**What you will do:**
Copy every one of the following rows verbatim, without changing anything.
# # # # # # #
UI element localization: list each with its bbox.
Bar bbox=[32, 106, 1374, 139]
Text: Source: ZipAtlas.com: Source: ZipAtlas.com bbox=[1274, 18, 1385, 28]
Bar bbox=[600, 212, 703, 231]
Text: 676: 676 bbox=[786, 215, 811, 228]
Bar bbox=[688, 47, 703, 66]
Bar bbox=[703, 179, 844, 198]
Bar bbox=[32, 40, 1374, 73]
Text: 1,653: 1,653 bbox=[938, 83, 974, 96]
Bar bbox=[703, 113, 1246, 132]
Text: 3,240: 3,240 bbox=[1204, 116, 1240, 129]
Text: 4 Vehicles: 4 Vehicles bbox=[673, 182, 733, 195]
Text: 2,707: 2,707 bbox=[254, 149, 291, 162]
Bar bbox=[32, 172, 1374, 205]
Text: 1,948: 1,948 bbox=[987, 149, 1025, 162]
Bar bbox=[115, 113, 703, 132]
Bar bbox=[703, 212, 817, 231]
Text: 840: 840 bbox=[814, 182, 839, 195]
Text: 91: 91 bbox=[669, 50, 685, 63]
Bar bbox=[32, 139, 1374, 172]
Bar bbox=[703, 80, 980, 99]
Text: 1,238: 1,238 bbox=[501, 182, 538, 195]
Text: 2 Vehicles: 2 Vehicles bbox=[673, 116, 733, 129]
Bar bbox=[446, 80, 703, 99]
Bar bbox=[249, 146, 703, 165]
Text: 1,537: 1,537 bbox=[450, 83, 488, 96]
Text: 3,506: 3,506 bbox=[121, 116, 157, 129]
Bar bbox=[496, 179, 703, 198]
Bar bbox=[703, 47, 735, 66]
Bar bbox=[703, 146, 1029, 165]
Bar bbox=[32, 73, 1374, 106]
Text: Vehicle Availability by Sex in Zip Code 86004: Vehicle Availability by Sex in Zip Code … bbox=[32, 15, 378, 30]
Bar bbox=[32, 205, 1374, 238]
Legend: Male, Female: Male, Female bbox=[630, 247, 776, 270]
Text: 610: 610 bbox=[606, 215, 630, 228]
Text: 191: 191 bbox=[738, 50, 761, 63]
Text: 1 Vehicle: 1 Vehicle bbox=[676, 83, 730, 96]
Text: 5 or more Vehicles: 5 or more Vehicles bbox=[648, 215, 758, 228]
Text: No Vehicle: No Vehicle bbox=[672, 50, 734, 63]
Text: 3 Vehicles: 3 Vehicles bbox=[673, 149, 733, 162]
# # # # # # #
**Task result:**
UI element localization: list each with its bbox.
Bar bbox=[32, 106, 1374, 139]
Text: Source: ZipAtlas.com: Source: ZipAtlas.com bbox=[1274, 18, 1385, 28]
Bar bbox=[600, 212, 703, 231]
Text: 676: 676 bbox=[786, 215, 811, 228]
Bar bbox=[688, 47, 703, 66]
Bar bbox=[703, 179, 844, 198]
Bar bbox=[32, 40, 1374, 73]
Text: 1,653: 1,653 bbox=[938, 83, 974, 96]
Bar bbox=[703, 113, 1246, 132]
Text: 3,240: 3,240 bbox=[1204, 116, 1240, 129]
Text: 4 Vehicles: 4 Vehicles bbox=[673, 182, 733, 195]
Text: 2,707: 2,707 bbox=[254, 149, 291, 162]
Bar bbox=[32, 172, 1374, 205]
Text: 1,948: 1,948 bbox=[987, 149, 1025, 162]
Bar bbox=[115, 113, 703, 132]
Bar bbox=[703, 212, 817, 231]
Text: 840: 840 bbox=[814, 182, 839, 195]
Text: 91: 91 bbox=[669, 50, 685, 63]
Bar bbox=[32, 139, 1374, 172]
Bar bbox=[703, 80, 980, 99]
Text: 1,238: 1,238 bbox=[501, 182, 538, 195]
Text: 2 Vehicles: 2 Vehicles bbox=[673, 116, 733, 129]
Bar bbox=[446, 80, 703, 99]
Bar bbox=[249, 146, 703, 165]
Text: 1,537: 1,537 bbox=[450, 83, 488, 96]
Text: 3,506: 3,506 bbox=[121, 116, 157, 129]
Bar bbox=[496, 179, 703, 198]
Bar bbox=[703, 47, 735, 66]
Bar bbox=[703, 146, 1029, 165]
Bar bbox=[32, 73, 1374, 106]
Text: Vehicle Availability by Sex in Zip Code 86004: Vehicle Availability by Sex in Zip Code … bbox=[32, 15, 378, 30]
Bar bbox=[32, 205, 1374, 238]
Legend: Male, Female: Male, Female bbox=[630, 247, 776, 270]
Text: 610: 610 bbox=[606, 215, 630, 228]
Text: 191: 191 bbox=[738, 50, 761, 63]
Text: 1 Vehicle: 1 Vehicle bbox=[676, 83, 730, 96]
Text: 5 or more Vehicles: 5 or more Vehicles bbox=[648, 215, 758, 228]
Text: No Vehicle: No Vehicle bbox=[672, 50, 734, 63]
Text: 3 Vehicles: 3 Vehicles bbox=[673, 149, 733, 162]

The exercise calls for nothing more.